■ Text excerpt ■

------

Time course of P2X₇R current amplitudes recorded at +80 (open symbols) and −80 mV (filled symbols) in cells dialyzed and bathed with solutions containing 140 mM NaCl (triangles, upper panel) or 140 mM TEACl (circles, lower panel). Black lines indicate application of 5 mM ATP(Tris)₂ and double arrowhead lines indicate application of 0.5 mM or 2.5 mM CB (in the presence of Na⁺ or TEA⁺, respectively). B: Dose-response curve of CB blockade obtained in NaCl (triangles) or TEACl conditions (circles). The number of cells tested were 4, 4, 5, 4, 3, 5, 2, 7, 3 for 0.1, 1, 10, 50, 100, 250, 500, 1000 and 2500 μM CB, respectively. For the experiments in TEA⁺ only two high-concentration data points are plotted: 1000 (n=4) and 2500 (n=3). Continuous line is the fit with Eq. 3 and yielded an EC₅₀=3.9 μM with maximum block of 64 % and a Hill coefficient= 0.5. Note that CB *stimulates* P2X₇R currents in cells dialyzed and bathed in Na⁺-free solutions containing 140 mM TEA⁺ (filled circles).

------

■ Extracted information ■
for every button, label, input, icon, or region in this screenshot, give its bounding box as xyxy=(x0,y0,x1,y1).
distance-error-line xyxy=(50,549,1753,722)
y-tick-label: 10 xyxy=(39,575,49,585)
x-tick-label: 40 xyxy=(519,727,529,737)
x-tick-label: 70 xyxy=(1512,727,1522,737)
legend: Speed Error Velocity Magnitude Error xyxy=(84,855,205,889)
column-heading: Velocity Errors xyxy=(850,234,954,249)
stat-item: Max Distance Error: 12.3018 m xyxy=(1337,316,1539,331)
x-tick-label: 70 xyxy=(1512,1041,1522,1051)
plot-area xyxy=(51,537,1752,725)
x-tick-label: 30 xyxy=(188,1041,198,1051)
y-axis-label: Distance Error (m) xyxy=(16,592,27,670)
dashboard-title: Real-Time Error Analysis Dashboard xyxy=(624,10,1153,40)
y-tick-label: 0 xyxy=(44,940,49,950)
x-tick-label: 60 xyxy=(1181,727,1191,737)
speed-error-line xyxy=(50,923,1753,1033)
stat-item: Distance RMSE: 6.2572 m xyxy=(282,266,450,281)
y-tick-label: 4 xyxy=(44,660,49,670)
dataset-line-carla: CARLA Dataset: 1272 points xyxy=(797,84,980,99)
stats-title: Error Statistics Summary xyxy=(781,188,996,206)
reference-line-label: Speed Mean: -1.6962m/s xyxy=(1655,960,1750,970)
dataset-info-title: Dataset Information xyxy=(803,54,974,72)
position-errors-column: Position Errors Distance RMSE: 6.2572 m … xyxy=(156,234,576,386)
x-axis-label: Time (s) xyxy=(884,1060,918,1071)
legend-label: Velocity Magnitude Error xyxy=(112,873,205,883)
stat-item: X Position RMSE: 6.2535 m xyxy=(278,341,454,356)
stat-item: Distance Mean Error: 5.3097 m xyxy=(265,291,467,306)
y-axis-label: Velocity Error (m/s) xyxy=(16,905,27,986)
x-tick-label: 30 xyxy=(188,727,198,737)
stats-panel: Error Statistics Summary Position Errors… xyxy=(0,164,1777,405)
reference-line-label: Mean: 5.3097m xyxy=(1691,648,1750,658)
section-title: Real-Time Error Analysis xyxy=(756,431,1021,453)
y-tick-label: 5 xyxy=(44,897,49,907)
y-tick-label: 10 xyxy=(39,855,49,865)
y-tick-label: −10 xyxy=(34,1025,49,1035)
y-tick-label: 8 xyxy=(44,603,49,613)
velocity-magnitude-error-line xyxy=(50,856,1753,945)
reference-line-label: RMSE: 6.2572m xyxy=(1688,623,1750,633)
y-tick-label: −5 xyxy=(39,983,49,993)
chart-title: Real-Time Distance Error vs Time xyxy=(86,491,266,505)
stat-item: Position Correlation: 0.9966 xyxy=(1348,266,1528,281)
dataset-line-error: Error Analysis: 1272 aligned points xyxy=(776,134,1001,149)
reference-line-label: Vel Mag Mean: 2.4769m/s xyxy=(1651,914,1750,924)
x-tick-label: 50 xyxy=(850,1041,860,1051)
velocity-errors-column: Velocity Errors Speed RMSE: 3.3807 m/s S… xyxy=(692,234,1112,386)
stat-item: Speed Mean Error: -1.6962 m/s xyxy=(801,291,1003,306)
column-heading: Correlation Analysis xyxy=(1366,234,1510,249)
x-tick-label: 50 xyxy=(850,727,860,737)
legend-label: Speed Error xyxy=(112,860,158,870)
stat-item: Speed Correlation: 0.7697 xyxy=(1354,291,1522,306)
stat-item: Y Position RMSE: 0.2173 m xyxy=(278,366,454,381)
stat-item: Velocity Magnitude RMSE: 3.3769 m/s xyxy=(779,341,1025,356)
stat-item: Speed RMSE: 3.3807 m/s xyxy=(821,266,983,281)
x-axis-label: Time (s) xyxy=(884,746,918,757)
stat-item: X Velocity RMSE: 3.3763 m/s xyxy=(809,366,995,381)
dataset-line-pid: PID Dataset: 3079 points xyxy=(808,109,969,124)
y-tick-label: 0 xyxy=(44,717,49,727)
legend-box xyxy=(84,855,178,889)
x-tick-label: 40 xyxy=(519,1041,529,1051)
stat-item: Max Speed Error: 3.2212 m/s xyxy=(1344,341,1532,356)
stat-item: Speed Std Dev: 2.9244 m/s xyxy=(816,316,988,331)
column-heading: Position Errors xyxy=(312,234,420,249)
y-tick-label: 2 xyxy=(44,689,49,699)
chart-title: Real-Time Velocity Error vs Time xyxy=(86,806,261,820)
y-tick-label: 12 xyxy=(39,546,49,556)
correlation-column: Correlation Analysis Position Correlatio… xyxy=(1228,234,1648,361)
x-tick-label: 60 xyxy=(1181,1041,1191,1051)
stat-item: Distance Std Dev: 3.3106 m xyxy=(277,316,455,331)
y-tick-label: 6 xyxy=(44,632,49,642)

------

List every quantity and its value that the fit with Eq. 3 yielded, according to the P2X₇R figure legend above.

EC₅₀ = 3.9 μM
Maximum block = 64 %
Hill coefficient = 0.5